Aim of the task:
Keep the pictures out of the copy and print all the entries below exactly.

** Begin Supplied material **

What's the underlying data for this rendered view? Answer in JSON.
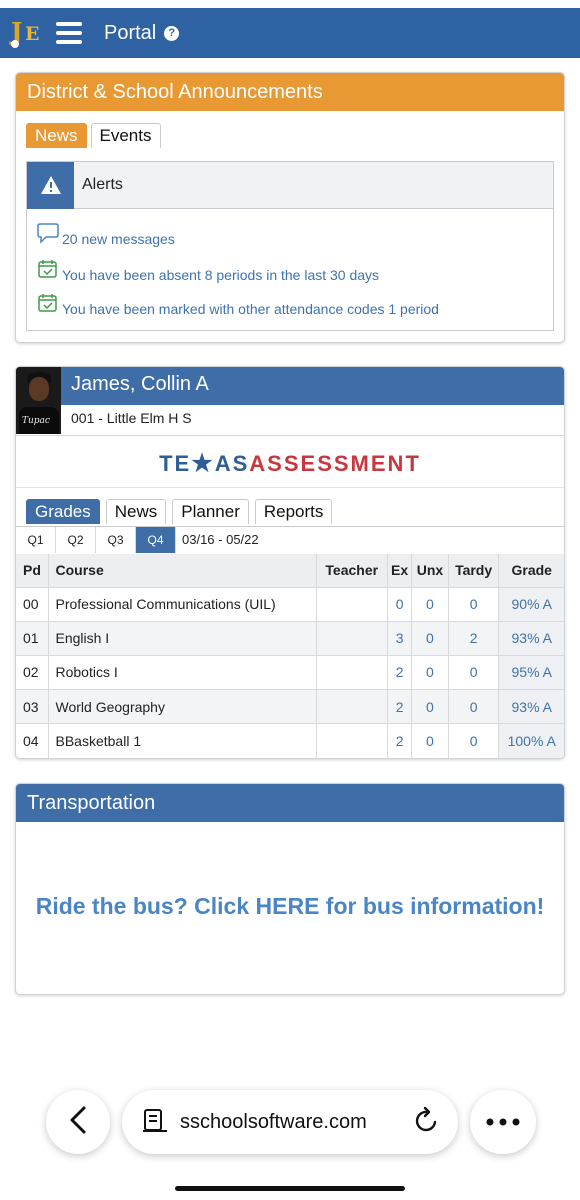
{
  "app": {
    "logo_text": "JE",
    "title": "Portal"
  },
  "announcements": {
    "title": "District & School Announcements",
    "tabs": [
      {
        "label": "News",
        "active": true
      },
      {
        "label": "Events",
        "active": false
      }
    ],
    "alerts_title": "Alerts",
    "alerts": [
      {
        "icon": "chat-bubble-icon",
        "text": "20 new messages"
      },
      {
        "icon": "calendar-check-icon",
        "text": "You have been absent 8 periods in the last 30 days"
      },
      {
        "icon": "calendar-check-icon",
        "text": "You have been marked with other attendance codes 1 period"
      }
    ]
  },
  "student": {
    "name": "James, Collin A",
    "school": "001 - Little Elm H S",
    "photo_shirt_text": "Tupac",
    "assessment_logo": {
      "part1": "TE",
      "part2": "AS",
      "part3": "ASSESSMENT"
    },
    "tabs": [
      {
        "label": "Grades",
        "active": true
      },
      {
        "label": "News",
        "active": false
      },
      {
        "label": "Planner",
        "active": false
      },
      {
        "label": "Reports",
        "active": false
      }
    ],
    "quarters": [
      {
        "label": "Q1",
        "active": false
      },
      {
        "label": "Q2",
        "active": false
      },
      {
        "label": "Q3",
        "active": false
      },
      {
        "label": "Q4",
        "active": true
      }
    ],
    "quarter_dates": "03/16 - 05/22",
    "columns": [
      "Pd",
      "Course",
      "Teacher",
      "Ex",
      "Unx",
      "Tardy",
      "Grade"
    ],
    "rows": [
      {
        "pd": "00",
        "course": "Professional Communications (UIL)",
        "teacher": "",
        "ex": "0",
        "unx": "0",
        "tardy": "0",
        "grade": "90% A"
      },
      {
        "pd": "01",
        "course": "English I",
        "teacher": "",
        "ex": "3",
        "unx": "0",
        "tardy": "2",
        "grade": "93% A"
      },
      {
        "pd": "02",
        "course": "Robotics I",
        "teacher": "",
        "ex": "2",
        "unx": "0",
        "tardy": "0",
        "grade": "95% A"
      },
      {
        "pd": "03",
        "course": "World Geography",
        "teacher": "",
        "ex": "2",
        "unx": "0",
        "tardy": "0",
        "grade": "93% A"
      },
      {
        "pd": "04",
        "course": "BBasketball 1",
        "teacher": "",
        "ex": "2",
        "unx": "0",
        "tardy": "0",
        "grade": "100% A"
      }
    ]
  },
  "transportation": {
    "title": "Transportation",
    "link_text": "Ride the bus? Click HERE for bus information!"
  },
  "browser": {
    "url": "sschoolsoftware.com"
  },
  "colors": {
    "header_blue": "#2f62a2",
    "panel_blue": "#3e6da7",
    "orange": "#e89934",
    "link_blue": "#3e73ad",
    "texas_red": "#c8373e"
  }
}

** End Supplied material **

The response:
What's the underlying data for this rendered view? Answer in JSON.
{
  "app": {
    "logo_text": "JE",
    "title": "Portal"
  },
  "announcements": {
    "title": "District & School Announcements",
    "tabs": [
      {
        "label": "News",
        "active": true
      },
      {
        "label": "Events",
        "active": false
      }
    ],
    "alerts_title": "Alerts",
    "alerts": [
      {
        "icon": "chat-bubble-icon",
        "text": "20 new messages"
      },
      {
        "icon": "calendar-check-icon",
        "text": "You have been absent 8 periods in the last 30 days"
      },
      {
        "icon": "calendar-check-icon",
        "text": "You have been marked with other attendance codes 1 period"
      }
    ]
  },
  "student": {
    "name": "James, Collin A",
    "school": "001 - Little Elm H S",
    "photo_shirt_text": "Tupac",
    "assessment_logo": {
      "part1": "TE",
      "part2": "AS",
      "part3": "ASSESSMENT"
    },
    "tabs": [
      {
        "label": "Grades",
        "active": true
      },
      {
        "label": "News",
        "active": false
      },
      {
        "label": "Planner",
        "active": false
      },
      {
        "label": "Reports",
        "active": false
      }
    ],
    "quarters": [
      {
        "label": "Q1",
        "active": false
      },
      {
        "label": "Q2",
        "active": false
      },
      {
        "label": "Q3",
        "active": false
      },
      {
        "label": "Q4",
        "active": true
      }
    ],
    "quarter_dates": "03/16 - 05/22",
    "columns": [
      "Pd",
      "Course",
      "Teacher",
      "Ex",
      "Unx",
      "Tardy",
      "Grade"
    ],
    "rows": [
      {
        "pd": "00",
        "course": "Professional Communications (UIL)",
        "teacher": "",
        "ex": "0",
        "unx": "0",
        "tardy": "0",
        "grade": "90% A"
      },
      {
        "pd": "01",
        "course": "English I",
        "teacher": "",
        "ex": "3",
        "unx": "0",
        "tardy": "2",
        "grade": "93% A"
      },
      {
        "pd": "02",
        "course": "Robotics I",
        "teacher": "",
        "ex": "2",
        "unx": "0",
        "tardy": "0",
        "grade": "95% A"
      },
      {
        "pd": "03",
        "course": "World Geography",
        "teacher": "",
        "ex": "2",
        "unx": "0",
        "tardy": "0",
        "grade": "93% A"
      },
      {
        "pd": "04",
        "course": "BBasketball 1",
        "teacher": "",
        "ex": "2",
        "unx": "0",
        "tardy": "0",
        "grade": "100% A"
      }
    ]
  },
  "transportation": {
    "title": "Transportation",
    "link_text": "Ride the bus? Click HERE for bus information!"
  },
  "browser": {
    "url": "sschoolsoftware.com"
  },
  "colors": {
    "header_blue": "#2f62a2",
    "panel_blue": "#3e6da7",
    "orange": "#e89934",
    "link_blue": "#3e73ad",
    "texas_red": "#c8373e"
  }
}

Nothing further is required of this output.